# What is required
Filter the listing and keep only the lines with the word "name".

# Data records
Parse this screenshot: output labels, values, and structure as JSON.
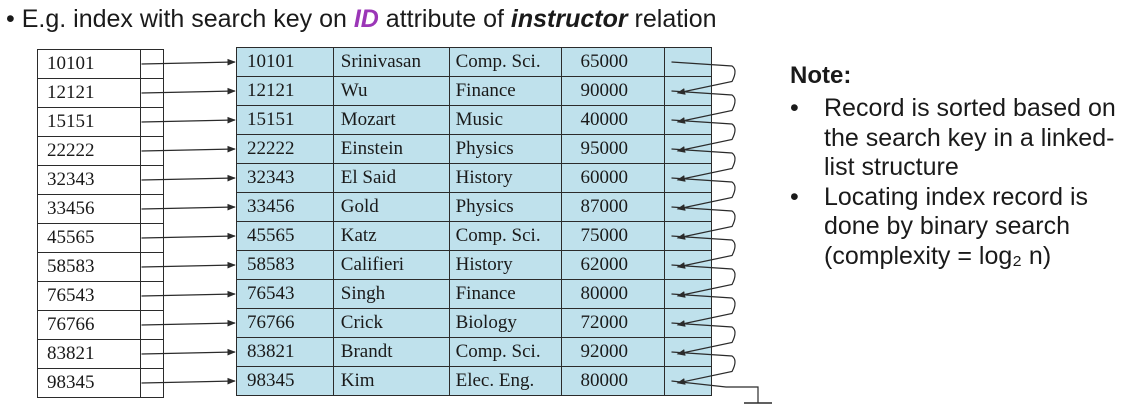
{
  "heading": {
    "bullet": "•",
    "pre": "E.g. index with search key on",
    "key": "ID",
    "mid": "attribute of",
    "relation": "instructor",
    "post": "relation"
  },
  "index_entries": [
    "10101",
    "12121",
    "15151",
    "22222",
    "32343",
    "33456",
    "45565",
    "58583",
    "76543",
    "76766",
    "83821",
    "98345"
  ],
  "records": [
    {
      "id": "10101",
      "name": "Srinivasan",
      "dept": "Comp. Sci.",
      "salary": "65000"
    },
    {
      "id": "12121",
      "name": "Wu",
      "dept": "Finance",
      "salary": "90000"
    },
    {
      "id": "15151",
      "name": "Mozart",
      "dept": "Music",
      "salary": "40000"
    },
    {
      "id": "22222",
      "name": "Einstein",
      "dept": "Physics",
      "salary": "95000"
    },
    {
      "id": "32343",
      "name": "El Said",
      "dept": "History",
      "salary": "60000"
    },
    {
      "id": "33456",
      "name": "Gold",
      "dept": "Physics",
      "salary": "87000"
    },
    {
      "id": "45565",
      "name": "Katz",
      "dept": "Comp. Sci.",
      "salary": "75000"
    },
    {
      "id": "58583",
      "name": "Califieri",
      "dept": "History",
      "salary": "62000"
    },
    {
      "id": "76543",
      "name": "Singh",
      "dept": "Finance",
      "salary": "80000"
    },
    {
      "id": "76766",
      "name": "Crick",
      "dept": "Biology",
      "salary": "72000"
    },
    {
      "id": "83821",
      "name": "Brandt",
      "dept": "Comp. Sci.",
      "salary": "92000"
    },
    {
      "id": "98345",
      "name": "Kim",
      "dept": "Elec. Eng.",
      "salary": "80000"
    }
  ],
  "note": {
    "title": "Note:",
    "bullet": "•",
    "items": [
      "Record is sorted based on the search key in a linked-list structure",
      "Locating index record is done by binary search (complexity = log₂ n)"
    ]
  },
  "colors": {
    "record_fill": "#bfe1ec",
    "keyword_accent": "#9b36b7",
    "line": "#2b2b2b"
  }
}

# Response below
      "name": "Srinivasan",
      "name": "Wu",
      "name": "Mozart",
      "name": "Einstein",
      "name": "El Said",
      "name": "Gold",
      "name": "Katz",
      "name": "Califieri",
      "name": "Singh",
      "name": "Crick",
      "name": "Brandt",
      "name": "Kim",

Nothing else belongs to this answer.